** Start Extracted material **

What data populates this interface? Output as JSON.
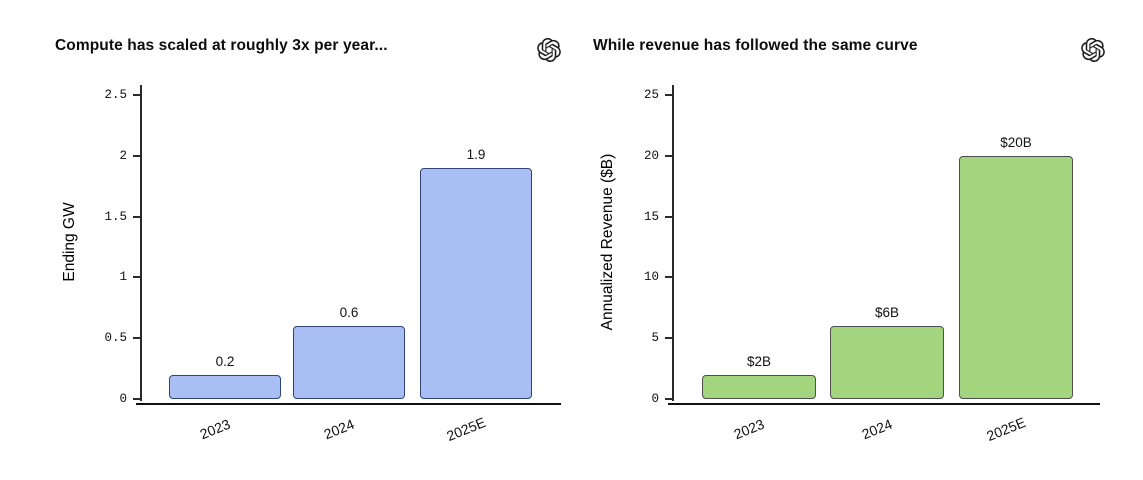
{
  "page": {
    "background": "#ffffff",
    "logo_icon": "openai-logo"
  },
  "chart_data": [
    {
      "type": "bar",
      "title": "Compute has scaled at roughly 3x per year...",
      "categories": [
        "2023",
        "2024",
        "2025E"
      ],
      "values": [
        0.2,
        0.6,
        1.9
      ],
      "bar_labels": [
        "0.2",
        "0.6",
        "1.9"
      ],
      "xlabel": "",
      "ylabel": "Ending GW",
      "ylim": [
        0,
        2.5
      ],
      "yticks": [
        0,
        0.5,
        1,
        1.5,
        2,
        2.5
      ],
      "ytick_labels": [
        "0",
        "0.5",
        "1",
        "1.5",
        "2",
        "2.5"
      ],
      "grid": false,
      "legend": "none",
      "bar_fill": "#a9bef2",
      "bar_border": "#2f4377"
    },
    {
      "type": "bar",
      "title": "While revenue has followed the same curve",
      "categories": [
        "2023",
        "2024",
        "2025E"
      ],
      "values": [
        2,
        6,
        20
      ],
      "bar_labels": [
        "$2B",
        "$6B",
        "$20B"
      ],
      "xlabel": "",
      "ylabel": "Annualized Revenue ($B)",
      "ylim": [
        0,
        25
      ],
      "yticks": [
        0,
        5,
        10,
        15,
        20,
        25
      ],
      "ytick_labels": [
        "0",
        "5",
        "10",
        "15",
        "20",
        "25"
      ],
      "grid": false,
      "legend": "none",
      "bar_fill": "#a3d47e",
      "bar_border": "#4e4e4e"
    }
  ]
}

** End Extracted material **

(Set problem): Print every record above exactly as written, leaving out the pictures.

(Expected output):
What data populates this interface? Output as JSON.
{
  "page": {
    "background": "#ffffff",
    "logo_icon": "openai-logo"
  },
  "chart_data": [
    {
      "type": "bar",
      "title": "Compute has scaled at roughly 3x per year...",
      "categories": [
        "2023",
        "2024",
        "2025E"
      ],
      "values": [
        0.2,
        0.6,
        1.9
      ],
      "bar_labels": [
        "0.2",
        "0.6",
        "1.9"
      ],
      "xlabel": "",
      "ylabel": "Ending GW",
      "ylim": [
        0,
        2.5
      ],
      "yticks": [
        0,
        0.5,
        1,
        1.5,
        2,
        2.5
      ],
      "ytick_labels": [
        "0",
        "0.5",
        "1",
        "1.5",
        "2",
        "2.5"
      ],
      "grid": false,
      "legend": "none",
      "bar_fill": "#a9bef2",
      "bar_border": "#2f4377"
    },
    {
      "type": "bar",
      "title": "While revenue has followed the same curve",
      "categories": [
        "2023",
        "2024",
        "2025E"
      ],
      "values": [
        2,
        6,
        20
      ],
      "bar_labels": [
        "$2B",
        "$6B",
        "$20B"
      ],
      "xlabel": "",
      "ylabel": "Annualized Revenue ($B)",
      "ylim": [
        0,
        25
      ],
      "yticks": [
        0,
        5,
        10,
        15,
        20,
        25
      ],
      "ytick_labels": [
        "0",
        "5",
        "10",
        "15",
        "20",
        "25"
      ],
      "grid": false,
      "legend": "none",
      "bar_fill": "#a3d47e",
      "bar_border": "#4e4e4e"
    }
  ]
}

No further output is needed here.